## Records for the exercise:
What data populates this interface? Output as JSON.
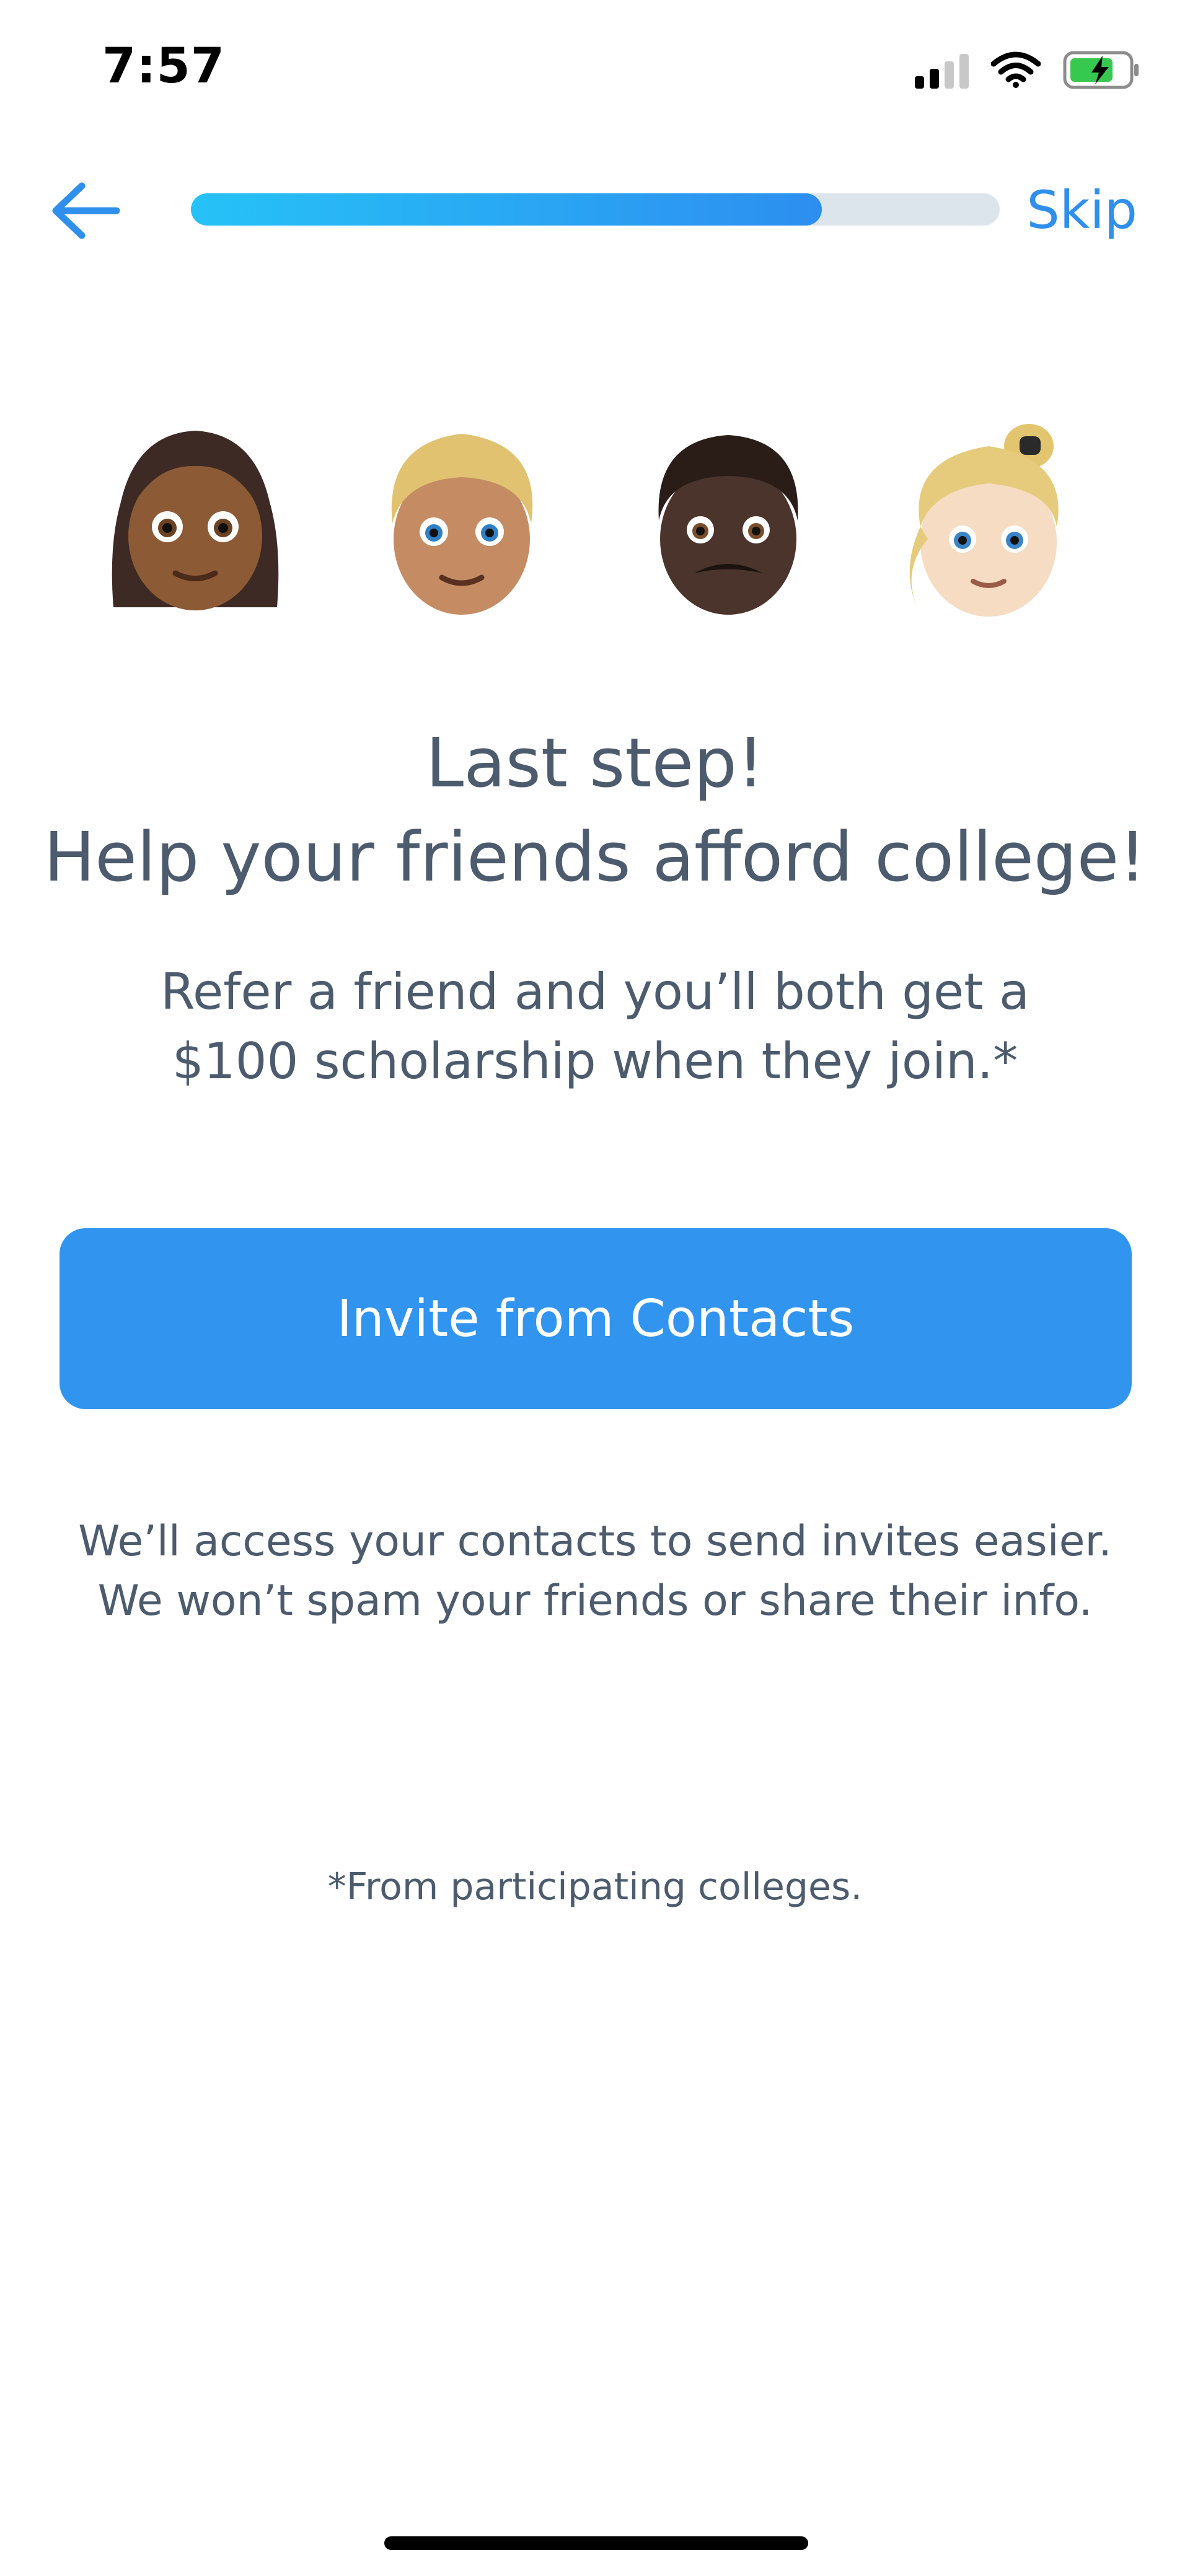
{
  "status_bar": {
    "time": "7:57",
    "icons": [
      "cellular-signal-icon",
      "wifi-icon",
      "battery-charging-icon"
    ]
  },
  "nav": {
    "back_icon": "arrow-left-icon",
    "progress_fraction": 0.78,
    "skip_label": "Skip"
  },
  "emojis": [
    "woman-medium-dark-skin-emoji",
    "blond-man-medium-skin-emoji",
    "man-dark-skin-mustache-emoji",
    "blond-woman-ponytail-emoji"
  ],
  "headline": {
    "line1": "Last step!",
    "line2": "Help your friends afford college!"
  },
  "subtitle": {
    "line1": "Refer a friend and you’ll both get a",
    "line2": "$100 scholarship when they join.*"
  },
  "invite_button": {
    "label": "Invite from Contacts"
  },
  "privacy_note": {
    "line1": "We’ll access your contacts to send invites easier.",
    "line2": "We won’t spam your friends or share their info."
  },
  "footnote": "*From participating colleges.",
  "colors": {
    "accent": "#3195ef",
    "progress_start": "#26c2f7",
    "progress_end": "#2d8ef0",
    "track": "#dde5ec",
    "text": "#4c5b6d"
  }
}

## Work to complete:
Transcribe the records above exactly as they appear, leaving out any pictures.

## Result for this exercise:
What data populates this interface? Output as JSON.
{
  "status_bar": {
    "time": "7:57",
    "icons": [
      "cellular-signal-icon",
      "wifi-icon",
      "battery-charging-icon"
    ]
  },
  "nav": {
    "back_icon": "arrow-left-icon",
    "progress_fraction": 0.78,
    "skip_label": "Skip"
  },
  "emojis": [
    "woman-medium-dark-skin-emoji",
    "blond-man-medium-skin-emoji",
    "man-dark-skin-mustache-emoji",
    "blond-woman-ponytail-emoji"
  ],
  "headline": {
    "line1": "Last step!",
    "line2": "Help your friends afford college!"
  },
  "subtitle": {
    "line1": "Refer a friend and you’ll both get a",
    "line2": "$100 scholarship when they join.*"
  },
  "invite_button": {
    "label": "Invite from Contacts"
  },
  "privacy_note": {
    "line1": "We’ll access your contacts to send invites easier.",
    "line2": "We won’t spam your friends or share their info."
  },
  "footnote": "*From participating colleges.",
  "colors": {
    "accent": "#3195ef",
    "progress_start": "#26c2f7",
    "progress_end": "#2d8ef0",
    "track": "#dde5ec",
    "text": "#4c5b6d"
  }
}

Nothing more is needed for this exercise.